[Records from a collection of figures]
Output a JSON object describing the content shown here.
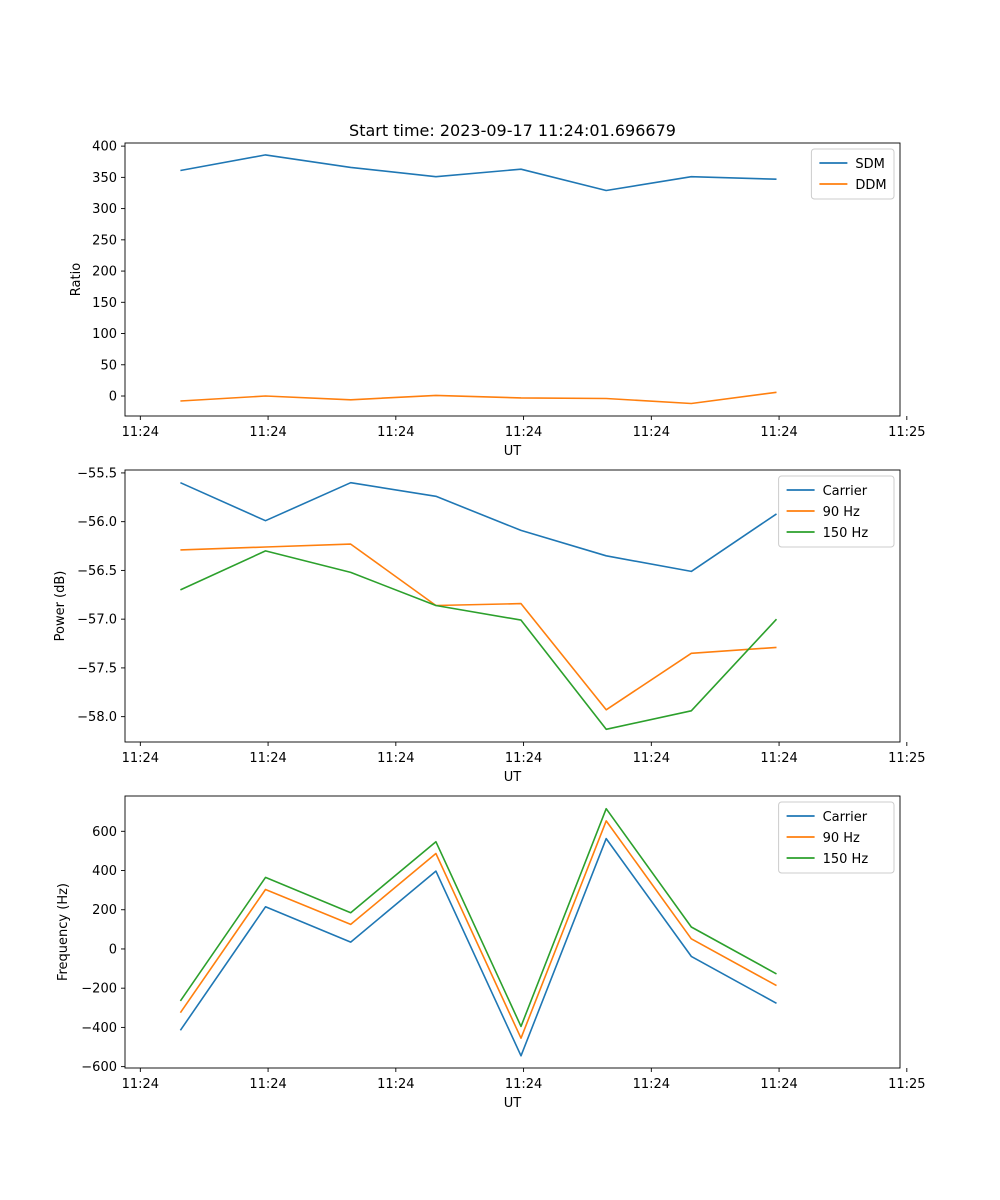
{
  "figure_title": "Start time: 2023-09-17 11:24:01.696679",
  "chart_data": [
    {
      "type": "line",
      "title": "Start time: 2023-09-17 11:24:01.696679",
      "xlabel": "UT",
      "ylabel": "Ratio",
      "x": [
        1,
        2,
        3,
        4,
        5,
        6,
        7,
        8
      ],
      "xlim": [
        0.35,
        9.45
      ],
      "x_ticks": [
        0.53,
        2.03,
        3.53,
        5.03,
        6.53,
        8.03,
        9.53
      ],
      "x_tick_labels": [
        "11:24",
        "11:24",
        "11:24",
        "11:24",
        "11:24",
        "11:24",
        "11:25"
      ],
      "ylim": [
        -32,
        405
      ],
      "y_ticks": [
        0,
        50,
        100,
        150,
        200,
        250,
        300,
        350,
        400
      ],
      "y_tick_labels": [
        "0",
        "50",
        "100",
        "150",
        "200",
        "250",
        "300",
        "350",
        "400"
      ],
      "legend": "top-right",
      "series": [
        {
          "name": "SDM",
          "color": "#1f77b4",
          "values": [
            361,
            386,
            366,
            351,
            363,
            329,
            351,
            347
          ]
        },
        {
          "name": "DDM",
          "color": "#ff7f0e",
          "values": [
            -8,
            0,
            -6,
            1,
            -3,
            -4,
            -12,
            6
          ]
        }
      ]
    },
    {
      "type": "line",
      "xlabel": "UT",
      "ylabel": "Power (dB)",
      "x": [
        1,
        2,
        3,
        4,
        5,
        6,
        7,
        8
      ],
      "xlim": [
        0.35,
        9.45
      ],
      "x_ticks": [
        0.53,
        2.03,
        3.53,
        5.03,
        6.53,
        8.03,
        9.53
      ],
      "x_tick_labels": [
        "11:24",
        "11:24",
        "11:24",
        "11:24",
        "11:24",
        "11:24",
        "11:25"
      ],
      "ylim": [
        -58.26,
        -55.47
      ],
      "y_ticks": [
        -58.0,
        -57.5,
        -57.0,
        -56.5,
        -56.0,
        -55.5
      ],
      "y_tick_labels": [
        "−58.0",
        "−57.5",
        "−57.0",
        "−56.5",
        "−56.0",
        "−55.5"
      ],
      "legend": "top-right",
      "series": [
        {
          "name": "Carrier",
          "color": "#1f77b4",
          "values": [
            -55.6,
            -55.99,
            -55.6,
            -55.74,
            -56.09,
            -56.35,
            -56.51,
            -55.92
          ]
        },
        {
          "name": "90 Hz",
          "color": "#ff7f0e",
          "values": [
            -56.29,
            -56.26,
            -56.23,
            -56.86,
            -56.84,
            -57.93,
            -57.35,
            -57.29
          ]
        },
        {
          "name": "150 Hz",
          "color": "#2ca02c",
          "values": [
            -56.7,
            -56.3,
            -56.52,
            -56.86,
            -57.01,
            -58.13,
            -57.94,
            -57.0
          ]
        }
      ]
    },
    {
      "type": "line",
      "xlabel": "UT",
      "ylabel": "Frequency (Hz)",
      "x": [
        1,
        2,
        3,
        4,
        5,
        6,
        7,
        8
      ],
      "xlim": [
        0.35,
        9.45
      ],
      "x_ticks": [
        0.53,
        2.03,
        3.53,
        5.03,
        6.53,
        8.03,
        9.53
      ],
      "x_tick_labels": [
        "11:24",
        "11:24",
        "11:24",
        "11:24",
        "11:24",
        "11:24",
        "11:25"
      ],
      "ylim": [
        -607,
        780
      ],
      "y_ticks": [
        -600,
        -400,
        -200,
        0,
        200,
        400,
        600
      ],
      "y_tick_labels": [
        "−600",
        "−400",
        "−200",
        "0",
        "200",
        "400",
        "600"
      ],
      "legend": "top-right",
      "series": [
        {
          "name": "Carrier",
          "color": "#1f77b4",
          "values": [
            -415,
            215,
            35,
            397,
            -545,
            563,
            -38,
            -277
          ]
        },
        {
          "name": "90 Hz",
          "color": "#ff7f0e",
          "values": [
            -325,
            303,
            125,
            487,
            -455,
            653,
            52,
            -187
          ]
        },
        {
          "name": "150 Hz",
          "color": "#2ca02c",
          "values": [
            -265,
            365,
            185,
            547,
            -395,
            715,
            112,
            -127
          ]
        }
      ]
    }
  ]
}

### What is expected:
Quote all of the entries word for word, omitting any pictures.

### Written answer:
Output a JSON object describing the content shown here.
{
  "figure_title": "Start time: 2023-09-17 11:24:01.696679",
  "chart_data": [
    {
      "type": "line",
      "title": "Start time: 2023-09-17 11:24:01.696679",
      "xlabel": "UT",
      "ylabel": "Ratio",
      "x": [
        1,
        2,
        3,
        4,
        5,
        6,
        7,
        8
      ],
      "xlim": [
        0.35,
        9.45
      ],
      "x_ticks": [
        0.53,
        2.03,
        3.53,
        5.03,
        6.53,
        8.03,
        9.53
      ],
      "x_tick_labels": [
        "11:24",
        "11:24",
        "11:24",
        "11:24",
        "11:24",
        "11:24",
        "11:25"
      ],
      "ylim": [
        -32,
        405
      ],
      "y_ticks": [
        0,
        50,
        100,
        150,
        200,
        250,
        300,
        350,
        400
      ],
      "y_tick_labels": [
        "0",
        "50",
        "100",
        "150",
        "200",
        "250",
        "300",
        "350",
        "400"
      ],
      "legend": "top-right",
      "series": [
        {
          "name": "SDM",
          "color": "#1f77b4",
          "values": [
            361,
            386,
            366,
            351,
            363,
            329,
            351,
            347
          ]
        },
        {
          "name": "DDM",
          "color": "#ff7f0e",
          "values": [
            -8,
            0,
            -6,
            1,
            -3,
            -4,
            -12,
            6
          ]
        }
      ]
    },
    {
      "type": "line",
      "xlabel": "UT",
      "ylabel": "Power (dB)",
      "x": [
        1,
        2,
        3,
        4,
        5,
        6,
        7,
        8
      ],
      "xlim": [
        0.35,
        9.45
      ],
      "x_ticks": [
        0.53,
        2.03,
        3.53,
        5.03,
        6.53,
        8.03,
        9.53
      ],
      "x_tick_labels": [
        "11:24",
        "11:24",
        "11:24",
        "11:24",
        "11:24",
        "11:24",
        "11:25"
      ],
      "ylim": [
        -58.26,
        -55.47
      ],
      "y_ticks": [
        -58.0,
        -57.5,
        -57.0,
        -56.5,
        -56.0,
        -55.5
      ],
      "y_tick_labels": [
        "−58.0",
        "−57.5",
        "−57.0",
        "−56.5",
        "−56.0",
        "−55.5"
      ],
      "legend": "top-right",
      "series": [
        {
          "name": "Carrier",
          "color": "#1f77b4",
          "values": [
            -55.6,
            -55.99,
            -55.6,
            -55.74,
            -56.09,
            -56.35,
            -56.51,
            -55.92
          ]
        },
        {
          "name": "90 Hz",
          "color": "#ff7f0e",
          "values": [
            -56.29,
            -56.26,
            -56.23,
            -56.86,
            -56.84,
            -57.93,
            -57.35,
            -57.29
          ]
        },
        {
          "name": "150 Hz",
          "color": "#2ca02c",
          "values": [
            -56.7,
            -56.3,
            -56.52,
            -56.86,
            -57.01,
            -58.13,
            -57.94,
            -57.0
          ]
        }
      ]
    },
    {
      "type": "line",
      "xlabel": "UT",
      "ylabel": "Frequency (Hz)",
      "x": [
        1,
        2,
        3,
        4,
        5,
        6,
        7,
        8
      ],
      "xlim": [
        0.35,
        9.45
      ],
      "x_ticks": [
        0.53,
        2.03,
        3.53,
        5.03,
        6.53,
        8.03,
        9.53
      ],
      "x_tick_labels": [
        "11:24",
        "11:24",
        "11:24",
        "11:24",
        "11:24",
        "11:24",
        "11:25"
      ],
      "ylim": [
        -607,
        780
      ],
      "y_ticks": [
        -600,
        -400,
        -200,
        0,
        200,
        400,
        600
      ],
      "y_tick_labels": [
        "−600",
        "−400",
        "−200",
        "0",
        "200",
        "400",
        "600"
      ],
      "legend": "top-right",
      "series": [
        {
          "name": "Carrier",
          "color": "#1f77b4",
          "values": [
            -415,
            215,
            35,
            397,
            -545,
            563,
            -38,
            -277
          ]
        },
        {
          "name": "90 Hz",
          "color": "#ff7f0e",
          "values": [
            -325,
            303,
            125,
            487,
            -455,
            653,
            52,
            -187
          ]
        },
        {
          "name": "150 Hz",
          "color": "#2ca02c",
          "values": [
            -265,
            365,
            185,
            547,
            -395,
            715,
            112,
            -127
          ]
        }
      ]
    }
  ]
}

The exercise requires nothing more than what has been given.